Tally the lines containing "wire" and report the number alone.

┌──

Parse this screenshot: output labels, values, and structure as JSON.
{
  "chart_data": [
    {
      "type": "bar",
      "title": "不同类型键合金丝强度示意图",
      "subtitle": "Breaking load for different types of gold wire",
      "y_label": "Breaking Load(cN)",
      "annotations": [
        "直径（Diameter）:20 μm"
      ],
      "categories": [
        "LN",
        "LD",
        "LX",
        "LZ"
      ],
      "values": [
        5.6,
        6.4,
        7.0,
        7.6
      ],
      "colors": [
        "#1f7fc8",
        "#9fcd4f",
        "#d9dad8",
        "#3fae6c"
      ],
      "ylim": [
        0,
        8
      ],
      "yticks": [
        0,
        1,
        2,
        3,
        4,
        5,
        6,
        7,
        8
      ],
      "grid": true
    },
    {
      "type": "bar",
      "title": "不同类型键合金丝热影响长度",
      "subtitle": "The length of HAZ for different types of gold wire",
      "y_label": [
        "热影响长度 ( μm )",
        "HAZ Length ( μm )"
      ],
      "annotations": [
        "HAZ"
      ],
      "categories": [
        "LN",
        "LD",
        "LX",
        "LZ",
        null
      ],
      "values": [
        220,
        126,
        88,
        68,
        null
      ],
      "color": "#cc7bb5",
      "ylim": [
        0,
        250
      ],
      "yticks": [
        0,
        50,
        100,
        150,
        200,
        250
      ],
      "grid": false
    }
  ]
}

└──

◆ OUTPUT FOR THIS TASK ◆
2